* **SET EXERCISE**
From the records, pick out and copy each line containing "structured".

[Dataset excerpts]
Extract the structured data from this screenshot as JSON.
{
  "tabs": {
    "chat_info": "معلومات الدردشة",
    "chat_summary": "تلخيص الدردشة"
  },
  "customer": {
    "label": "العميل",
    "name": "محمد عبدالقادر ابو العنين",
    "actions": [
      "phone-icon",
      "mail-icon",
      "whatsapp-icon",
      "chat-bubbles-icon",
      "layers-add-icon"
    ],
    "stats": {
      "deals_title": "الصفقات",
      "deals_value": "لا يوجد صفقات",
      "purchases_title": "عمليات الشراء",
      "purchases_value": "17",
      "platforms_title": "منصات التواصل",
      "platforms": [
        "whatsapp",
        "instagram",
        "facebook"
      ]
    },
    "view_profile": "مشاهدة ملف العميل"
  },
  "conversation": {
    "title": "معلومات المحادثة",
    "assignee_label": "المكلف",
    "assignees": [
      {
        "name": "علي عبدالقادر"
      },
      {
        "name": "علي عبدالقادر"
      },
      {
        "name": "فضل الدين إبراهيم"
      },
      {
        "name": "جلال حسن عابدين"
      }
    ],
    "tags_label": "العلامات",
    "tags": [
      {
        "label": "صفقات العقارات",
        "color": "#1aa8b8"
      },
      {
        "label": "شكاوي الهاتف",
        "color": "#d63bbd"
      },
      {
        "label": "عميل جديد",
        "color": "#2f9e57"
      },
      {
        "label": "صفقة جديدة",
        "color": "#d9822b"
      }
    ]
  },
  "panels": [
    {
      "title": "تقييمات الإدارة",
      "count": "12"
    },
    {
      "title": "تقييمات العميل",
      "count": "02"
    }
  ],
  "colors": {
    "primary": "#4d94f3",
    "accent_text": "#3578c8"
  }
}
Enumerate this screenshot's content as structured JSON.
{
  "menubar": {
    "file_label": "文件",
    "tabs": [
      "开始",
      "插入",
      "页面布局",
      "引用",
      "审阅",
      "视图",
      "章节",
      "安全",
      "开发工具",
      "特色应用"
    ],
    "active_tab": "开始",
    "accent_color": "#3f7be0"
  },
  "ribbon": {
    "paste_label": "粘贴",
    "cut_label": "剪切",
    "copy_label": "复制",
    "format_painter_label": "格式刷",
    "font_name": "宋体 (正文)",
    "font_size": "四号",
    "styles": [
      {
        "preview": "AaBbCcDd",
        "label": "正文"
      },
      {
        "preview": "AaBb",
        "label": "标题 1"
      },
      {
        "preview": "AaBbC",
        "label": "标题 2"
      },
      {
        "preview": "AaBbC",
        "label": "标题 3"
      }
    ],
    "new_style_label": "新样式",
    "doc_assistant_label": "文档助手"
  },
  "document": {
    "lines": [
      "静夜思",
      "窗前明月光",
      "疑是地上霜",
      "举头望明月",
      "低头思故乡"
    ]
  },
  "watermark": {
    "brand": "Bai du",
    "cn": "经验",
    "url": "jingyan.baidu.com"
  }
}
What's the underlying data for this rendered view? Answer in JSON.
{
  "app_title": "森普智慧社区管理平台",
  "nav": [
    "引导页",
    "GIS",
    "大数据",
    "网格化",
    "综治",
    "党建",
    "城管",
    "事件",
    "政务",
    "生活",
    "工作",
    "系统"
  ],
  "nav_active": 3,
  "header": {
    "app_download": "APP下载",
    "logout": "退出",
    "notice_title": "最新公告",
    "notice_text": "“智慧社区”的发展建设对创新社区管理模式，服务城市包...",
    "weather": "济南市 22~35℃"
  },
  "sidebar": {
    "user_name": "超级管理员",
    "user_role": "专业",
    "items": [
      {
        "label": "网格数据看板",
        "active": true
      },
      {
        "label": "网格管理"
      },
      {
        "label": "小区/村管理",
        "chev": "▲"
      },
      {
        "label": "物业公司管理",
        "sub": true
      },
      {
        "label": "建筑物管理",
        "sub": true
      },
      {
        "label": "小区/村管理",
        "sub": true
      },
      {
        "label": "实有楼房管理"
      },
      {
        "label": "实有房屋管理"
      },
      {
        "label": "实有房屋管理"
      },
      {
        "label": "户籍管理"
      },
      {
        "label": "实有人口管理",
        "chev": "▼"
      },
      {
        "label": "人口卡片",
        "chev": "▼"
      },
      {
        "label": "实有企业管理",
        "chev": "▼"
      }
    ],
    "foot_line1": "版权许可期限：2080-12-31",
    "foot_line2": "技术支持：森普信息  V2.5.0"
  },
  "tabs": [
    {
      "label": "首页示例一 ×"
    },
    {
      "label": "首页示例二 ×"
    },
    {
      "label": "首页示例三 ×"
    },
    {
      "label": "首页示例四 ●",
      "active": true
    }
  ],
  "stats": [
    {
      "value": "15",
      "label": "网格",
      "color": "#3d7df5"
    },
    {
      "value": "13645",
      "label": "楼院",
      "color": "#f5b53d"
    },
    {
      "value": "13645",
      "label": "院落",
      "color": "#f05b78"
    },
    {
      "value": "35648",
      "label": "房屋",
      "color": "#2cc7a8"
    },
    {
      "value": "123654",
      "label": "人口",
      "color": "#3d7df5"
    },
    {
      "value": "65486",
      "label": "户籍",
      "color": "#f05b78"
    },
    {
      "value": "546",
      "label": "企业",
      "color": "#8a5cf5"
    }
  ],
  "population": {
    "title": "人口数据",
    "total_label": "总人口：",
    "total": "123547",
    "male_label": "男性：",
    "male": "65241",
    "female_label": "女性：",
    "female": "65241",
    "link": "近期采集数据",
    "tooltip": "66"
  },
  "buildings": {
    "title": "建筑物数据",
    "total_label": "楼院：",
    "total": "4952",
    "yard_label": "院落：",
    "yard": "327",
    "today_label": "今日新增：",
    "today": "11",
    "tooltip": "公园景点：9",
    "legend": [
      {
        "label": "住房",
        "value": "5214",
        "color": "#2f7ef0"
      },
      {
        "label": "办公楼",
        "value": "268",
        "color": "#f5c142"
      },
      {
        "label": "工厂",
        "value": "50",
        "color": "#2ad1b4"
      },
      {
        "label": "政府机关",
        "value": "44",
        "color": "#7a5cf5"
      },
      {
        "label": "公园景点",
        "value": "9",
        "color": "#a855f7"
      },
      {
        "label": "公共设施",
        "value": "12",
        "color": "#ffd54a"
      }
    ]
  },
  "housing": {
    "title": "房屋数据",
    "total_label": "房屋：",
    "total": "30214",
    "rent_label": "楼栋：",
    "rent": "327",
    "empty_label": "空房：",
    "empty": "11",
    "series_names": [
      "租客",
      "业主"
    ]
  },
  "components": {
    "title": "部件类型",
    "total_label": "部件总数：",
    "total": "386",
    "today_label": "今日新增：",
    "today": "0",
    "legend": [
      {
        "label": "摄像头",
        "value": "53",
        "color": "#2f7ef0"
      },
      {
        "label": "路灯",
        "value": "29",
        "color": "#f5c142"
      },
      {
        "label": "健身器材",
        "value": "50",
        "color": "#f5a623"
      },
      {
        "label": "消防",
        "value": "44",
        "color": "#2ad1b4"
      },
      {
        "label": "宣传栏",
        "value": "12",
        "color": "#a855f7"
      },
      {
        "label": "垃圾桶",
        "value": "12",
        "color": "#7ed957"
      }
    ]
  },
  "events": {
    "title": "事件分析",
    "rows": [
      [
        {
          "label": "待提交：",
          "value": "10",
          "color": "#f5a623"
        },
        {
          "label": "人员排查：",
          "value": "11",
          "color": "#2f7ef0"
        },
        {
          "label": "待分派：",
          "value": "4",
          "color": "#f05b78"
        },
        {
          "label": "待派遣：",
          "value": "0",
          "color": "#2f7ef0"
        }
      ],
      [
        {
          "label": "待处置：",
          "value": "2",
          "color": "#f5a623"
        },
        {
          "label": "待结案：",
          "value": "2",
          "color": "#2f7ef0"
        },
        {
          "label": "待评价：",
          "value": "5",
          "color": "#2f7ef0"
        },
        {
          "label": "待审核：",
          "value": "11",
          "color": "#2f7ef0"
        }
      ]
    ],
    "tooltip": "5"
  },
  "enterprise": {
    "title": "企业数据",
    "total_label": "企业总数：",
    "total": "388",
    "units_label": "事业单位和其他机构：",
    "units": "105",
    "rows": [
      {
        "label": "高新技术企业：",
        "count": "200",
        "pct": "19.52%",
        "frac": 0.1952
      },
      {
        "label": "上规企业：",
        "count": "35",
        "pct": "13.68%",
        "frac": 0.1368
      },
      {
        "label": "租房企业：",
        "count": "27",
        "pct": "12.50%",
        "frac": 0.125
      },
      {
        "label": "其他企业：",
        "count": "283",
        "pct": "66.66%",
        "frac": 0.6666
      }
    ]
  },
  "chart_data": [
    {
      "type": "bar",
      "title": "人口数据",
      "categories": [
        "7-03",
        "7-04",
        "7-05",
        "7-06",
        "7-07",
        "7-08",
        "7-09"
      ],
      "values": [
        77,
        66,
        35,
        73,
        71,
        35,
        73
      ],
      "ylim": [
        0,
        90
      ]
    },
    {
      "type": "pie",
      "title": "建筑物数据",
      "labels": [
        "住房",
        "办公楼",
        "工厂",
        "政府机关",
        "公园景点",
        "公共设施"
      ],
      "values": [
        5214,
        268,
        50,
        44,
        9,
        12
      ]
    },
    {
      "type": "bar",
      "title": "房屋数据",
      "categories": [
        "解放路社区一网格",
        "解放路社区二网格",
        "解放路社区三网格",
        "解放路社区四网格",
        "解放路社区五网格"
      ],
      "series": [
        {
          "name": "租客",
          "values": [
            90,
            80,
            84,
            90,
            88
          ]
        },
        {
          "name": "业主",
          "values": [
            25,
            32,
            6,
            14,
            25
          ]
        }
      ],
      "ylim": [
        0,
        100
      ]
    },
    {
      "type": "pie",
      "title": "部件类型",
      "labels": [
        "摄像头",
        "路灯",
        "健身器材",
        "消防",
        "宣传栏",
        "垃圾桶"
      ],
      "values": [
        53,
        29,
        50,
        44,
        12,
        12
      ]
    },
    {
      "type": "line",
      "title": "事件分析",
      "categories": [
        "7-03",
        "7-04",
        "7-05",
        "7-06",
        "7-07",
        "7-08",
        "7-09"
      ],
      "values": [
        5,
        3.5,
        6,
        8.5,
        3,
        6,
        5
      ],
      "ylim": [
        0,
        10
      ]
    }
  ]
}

* **THE REPLY**
Extract the structured data from this screenshot as JSON.
Enumerate this screenshot's content as structured JSON.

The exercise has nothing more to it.